- _Task_: Lines containing the string "haneli" are to be counted; report the number and nothing more.

- _Given records_:
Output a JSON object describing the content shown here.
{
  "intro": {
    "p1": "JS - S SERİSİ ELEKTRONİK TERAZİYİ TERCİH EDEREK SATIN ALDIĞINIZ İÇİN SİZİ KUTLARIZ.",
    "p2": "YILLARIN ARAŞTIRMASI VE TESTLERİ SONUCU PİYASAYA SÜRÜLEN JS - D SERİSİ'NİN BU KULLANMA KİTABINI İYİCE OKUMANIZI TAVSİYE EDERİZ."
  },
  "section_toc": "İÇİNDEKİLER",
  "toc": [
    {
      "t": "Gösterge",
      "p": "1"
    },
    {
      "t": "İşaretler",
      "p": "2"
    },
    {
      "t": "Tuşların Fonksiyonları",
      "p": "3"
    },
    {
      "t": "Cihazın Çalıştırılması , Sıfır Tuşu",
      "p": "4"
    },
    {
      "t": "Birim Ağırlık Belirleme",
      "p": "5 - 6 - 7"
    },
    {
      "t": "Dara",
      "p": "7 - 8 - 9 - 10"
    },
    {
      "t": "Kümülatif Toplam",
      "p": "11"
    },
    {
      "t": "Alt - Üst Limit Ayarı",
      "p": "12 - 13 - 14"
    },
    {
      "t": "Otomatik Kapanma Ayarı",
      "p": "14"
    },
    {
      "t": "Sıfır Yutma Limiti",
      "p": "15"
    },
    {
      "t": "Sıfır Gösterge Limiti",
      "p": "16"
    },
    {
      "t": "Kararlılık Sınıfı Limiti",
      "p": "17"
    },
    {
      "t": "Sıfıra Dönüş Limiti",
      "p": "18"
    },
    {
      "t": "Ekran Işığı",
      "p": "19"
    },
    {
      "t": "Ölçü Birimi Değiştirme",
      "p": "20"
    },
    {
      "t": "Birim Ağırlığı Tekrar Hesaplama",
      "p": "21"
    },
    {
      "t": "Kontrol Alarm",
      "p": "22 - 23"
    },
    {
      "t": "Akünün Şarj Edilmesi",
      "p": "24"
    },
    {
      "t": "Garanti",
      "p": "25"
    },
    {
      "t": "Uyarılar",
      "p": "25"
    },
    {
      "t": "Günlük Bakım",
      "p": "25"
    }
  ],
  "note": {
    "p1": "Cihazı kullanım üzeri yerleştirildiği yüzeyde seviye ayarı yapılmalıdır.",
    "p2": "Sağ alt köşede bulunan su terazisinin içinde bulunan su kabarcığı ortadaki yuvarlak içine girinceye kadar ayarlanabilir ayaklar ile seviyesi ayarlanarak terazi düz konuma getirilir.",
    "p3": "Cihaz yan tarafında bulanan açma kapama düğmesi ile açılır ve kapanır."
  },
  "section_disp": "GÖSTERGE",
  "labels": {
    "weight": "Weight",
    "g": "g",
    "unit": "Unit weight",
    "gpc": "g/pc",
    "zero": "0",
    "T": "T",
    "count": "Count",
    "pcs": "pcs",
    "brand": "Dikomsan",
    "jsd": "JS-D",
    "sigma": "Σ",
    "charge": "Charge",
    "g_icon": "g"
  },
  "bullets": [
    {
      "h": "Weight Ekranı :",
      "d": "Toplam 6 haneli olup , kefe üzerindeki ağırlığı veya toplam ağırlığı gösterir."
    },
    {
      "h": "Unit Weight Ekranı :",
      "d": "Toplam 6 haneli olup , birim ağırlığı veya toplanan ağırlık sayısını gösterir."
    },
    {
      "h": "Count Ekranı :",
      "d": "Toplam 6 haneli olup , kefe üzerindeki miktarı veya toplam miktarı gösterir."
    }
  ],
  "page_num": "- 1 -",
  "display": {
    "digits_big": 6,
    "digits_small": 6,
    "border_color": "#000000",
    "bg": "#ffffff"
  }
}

- _Solution_: 3